Dataset entries
=======

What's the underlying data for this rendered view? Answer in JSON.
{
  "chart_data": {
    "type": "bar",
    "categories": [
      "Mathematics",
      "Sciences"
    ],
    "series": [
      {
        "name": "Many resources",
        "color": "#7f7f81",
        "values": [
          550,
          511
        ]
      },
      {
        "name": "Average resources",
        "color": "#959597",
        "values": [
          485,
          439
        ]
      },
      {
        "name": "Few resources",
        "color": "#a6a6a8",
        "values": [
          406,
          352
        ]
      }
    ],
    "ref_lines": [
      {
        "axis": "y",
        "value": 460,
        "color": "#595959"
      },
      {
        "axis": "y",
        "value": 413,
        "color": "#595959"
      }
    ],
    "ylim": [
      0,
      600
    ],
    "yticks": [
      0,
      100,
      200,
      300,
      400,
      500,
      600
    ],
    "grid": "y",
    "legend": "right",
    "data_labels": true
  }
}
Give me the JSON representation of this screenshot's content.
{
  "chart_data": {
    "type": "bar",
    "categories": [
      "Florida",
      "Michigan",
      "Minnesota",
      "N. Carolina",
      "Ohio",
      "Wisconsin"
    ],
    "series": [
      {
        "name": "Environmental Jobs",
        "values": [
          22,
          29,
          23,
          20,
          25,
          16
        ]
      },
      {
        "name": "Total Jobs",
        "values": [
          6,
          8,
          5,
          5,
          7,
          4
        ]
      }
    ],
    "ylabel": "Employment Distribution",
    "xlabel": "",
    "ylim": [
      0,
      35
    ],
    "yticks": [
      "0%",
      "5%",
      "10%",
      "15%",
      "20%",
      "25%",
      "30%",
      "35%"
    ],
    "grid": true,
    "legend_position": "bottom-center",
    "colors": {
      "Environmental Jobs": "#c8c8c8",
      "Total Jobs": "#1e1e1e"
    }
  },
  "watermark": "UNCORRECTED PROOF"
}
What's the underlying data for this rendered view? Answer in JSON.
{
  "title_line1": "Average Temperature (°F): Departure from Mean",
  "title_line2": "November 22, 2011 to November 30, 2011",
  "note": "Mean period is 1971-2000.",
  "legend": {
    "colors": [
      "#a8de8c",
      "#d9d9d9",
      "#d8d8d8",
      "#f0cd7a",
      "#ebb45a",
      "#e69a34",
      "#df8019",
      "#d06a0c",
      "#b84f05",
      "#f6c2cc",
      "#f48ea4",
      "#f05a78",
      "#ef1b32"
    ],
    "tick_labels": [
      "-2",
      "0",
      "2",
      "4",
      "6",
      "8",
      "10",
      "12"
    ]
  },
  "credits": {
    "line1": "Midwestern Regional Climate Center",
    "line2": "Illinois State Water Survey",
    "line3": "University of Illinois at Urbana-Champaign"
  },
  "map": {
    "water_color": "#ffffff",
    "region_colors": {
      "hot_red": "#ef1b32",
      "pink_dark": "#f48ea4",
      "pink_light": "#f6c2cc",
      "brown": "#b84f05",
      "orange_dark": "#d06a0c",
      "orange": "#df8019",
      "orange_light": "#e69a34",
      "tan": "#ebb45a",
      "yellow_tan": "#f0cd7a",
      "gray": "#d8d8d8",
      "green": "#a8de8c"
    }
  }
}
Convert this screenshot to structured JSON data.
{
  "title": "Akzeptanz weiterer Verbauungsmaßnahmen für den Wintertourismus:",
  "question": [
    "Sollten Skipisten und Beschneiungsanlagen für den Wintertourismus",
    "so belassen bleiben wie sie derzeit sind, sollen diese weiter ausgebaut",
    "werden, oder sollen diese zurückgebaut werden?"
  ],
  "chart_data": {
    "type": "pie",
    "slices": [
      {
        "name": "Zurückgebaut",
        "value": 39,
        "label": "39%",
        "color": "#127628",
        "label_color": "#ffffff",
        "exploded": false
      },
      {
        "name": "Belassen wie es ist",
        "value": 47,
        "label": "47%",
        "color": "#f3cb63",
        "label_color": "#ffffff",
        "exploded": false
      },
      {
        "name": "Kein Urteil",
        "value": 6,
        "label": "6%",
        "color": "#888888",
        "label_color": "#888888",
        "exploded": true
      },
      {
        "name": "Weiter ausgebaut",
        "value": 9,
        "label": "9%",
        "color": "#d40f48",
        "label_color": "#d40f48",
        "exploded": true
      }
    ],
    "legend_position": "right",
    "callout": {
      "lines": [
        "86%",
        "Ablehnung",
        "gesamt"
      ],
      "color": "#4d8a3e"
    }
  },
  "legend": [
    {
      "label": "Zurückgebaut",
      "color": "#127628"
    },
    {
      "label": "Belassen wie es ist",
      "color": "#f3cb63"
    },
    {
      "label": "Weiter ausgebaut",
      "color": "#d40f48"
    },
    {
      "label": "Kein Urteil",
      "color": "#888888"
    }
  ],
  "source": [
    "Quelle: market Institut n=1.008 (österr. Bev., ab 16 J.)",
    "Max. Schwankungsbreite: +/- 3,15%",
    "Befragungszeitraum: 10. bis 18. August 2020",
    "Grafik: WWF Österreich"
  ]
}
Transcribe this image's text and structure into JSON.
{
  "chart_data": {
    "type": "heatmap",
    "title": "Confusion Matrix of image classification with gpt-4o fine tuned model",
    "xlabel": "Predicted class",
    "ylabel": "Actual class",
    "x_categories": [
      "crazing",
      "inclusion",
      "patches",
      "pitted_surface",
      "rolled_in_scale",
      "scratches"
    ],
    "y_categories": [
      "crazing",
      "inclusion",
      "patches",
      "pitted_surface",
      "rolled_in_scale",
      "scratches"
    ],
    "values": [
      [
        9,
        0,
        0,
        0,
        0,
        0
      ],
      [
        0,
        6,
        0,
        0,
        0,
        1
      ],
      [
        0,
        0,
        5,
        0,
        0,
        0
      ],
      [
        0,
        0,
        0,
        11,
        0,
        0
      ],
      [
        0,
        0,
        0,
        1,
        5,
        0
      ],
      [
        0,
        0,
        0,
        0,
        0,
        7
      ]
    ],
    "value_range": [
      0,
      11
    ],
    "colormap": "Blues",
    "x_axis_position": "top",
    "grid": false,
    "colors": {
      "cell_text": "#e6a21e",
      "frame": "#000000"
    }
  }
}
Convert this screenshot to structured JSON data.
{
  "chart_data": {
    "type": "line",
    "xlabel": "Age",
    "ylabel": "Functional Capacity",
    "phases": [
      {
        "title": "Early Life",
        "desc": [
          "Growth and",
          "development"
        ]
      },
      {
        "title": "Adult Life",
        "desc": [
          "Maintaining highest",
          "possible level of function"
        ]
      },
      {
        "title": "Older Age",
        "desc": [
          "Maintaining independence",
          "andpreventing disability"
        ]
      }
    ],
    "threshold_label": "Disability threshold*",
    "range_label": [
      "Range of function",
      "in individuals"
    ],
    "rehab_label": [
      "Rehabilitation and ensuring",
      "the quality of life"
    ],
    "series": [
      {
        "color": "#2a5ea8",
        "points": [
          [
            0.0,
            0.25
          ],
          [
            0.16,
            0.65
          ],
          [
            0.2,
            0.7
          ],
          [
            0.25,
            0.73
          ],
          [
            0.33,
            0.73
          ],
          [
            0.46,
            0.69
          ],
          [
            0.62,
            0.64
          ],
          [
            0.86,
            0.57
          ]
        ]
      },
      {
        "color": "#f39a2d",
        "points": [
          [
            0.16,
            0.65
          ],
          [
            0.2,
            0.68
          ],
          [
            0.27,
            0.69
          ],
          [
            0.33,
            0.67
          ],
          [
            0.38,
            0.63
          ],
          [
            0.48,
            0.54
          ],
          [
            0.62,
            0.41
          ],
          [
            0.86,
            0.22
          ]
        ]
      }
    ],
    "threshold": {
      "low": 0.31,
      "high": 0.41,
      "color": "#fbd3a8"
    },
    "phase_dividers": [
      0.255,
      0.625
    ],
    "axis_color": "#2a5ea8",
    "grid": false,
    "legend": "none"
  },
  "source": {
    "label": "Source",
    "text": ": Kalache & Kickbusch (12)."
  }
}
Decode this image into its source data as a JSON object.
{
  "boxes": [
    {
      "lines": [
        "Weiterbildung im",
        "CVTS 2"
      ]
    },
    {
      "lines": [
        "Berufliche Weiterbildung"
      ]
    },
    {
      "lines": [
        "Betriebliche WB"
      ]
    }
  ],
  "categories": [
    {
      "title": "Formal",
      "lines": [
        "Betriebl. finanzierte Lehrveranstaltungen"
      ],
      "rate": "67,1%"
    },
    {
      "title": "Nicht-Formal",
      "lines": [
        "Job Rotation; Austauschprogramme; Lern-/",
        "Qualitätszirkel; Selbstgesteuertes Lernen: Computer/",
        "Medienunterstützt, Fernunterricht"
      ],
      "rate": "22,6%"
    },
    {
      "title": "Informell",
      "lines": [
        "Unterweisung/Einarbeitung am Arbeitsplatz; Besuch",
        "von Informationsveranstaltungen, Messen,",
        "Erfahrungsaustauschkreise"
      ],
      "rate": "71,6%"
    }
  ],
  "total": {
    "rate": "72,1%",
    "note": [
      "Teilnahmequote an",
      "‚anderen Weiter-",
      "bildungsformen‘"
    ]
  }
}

=======

Return only the number of lines in the data above that include the word "Maintaining".

2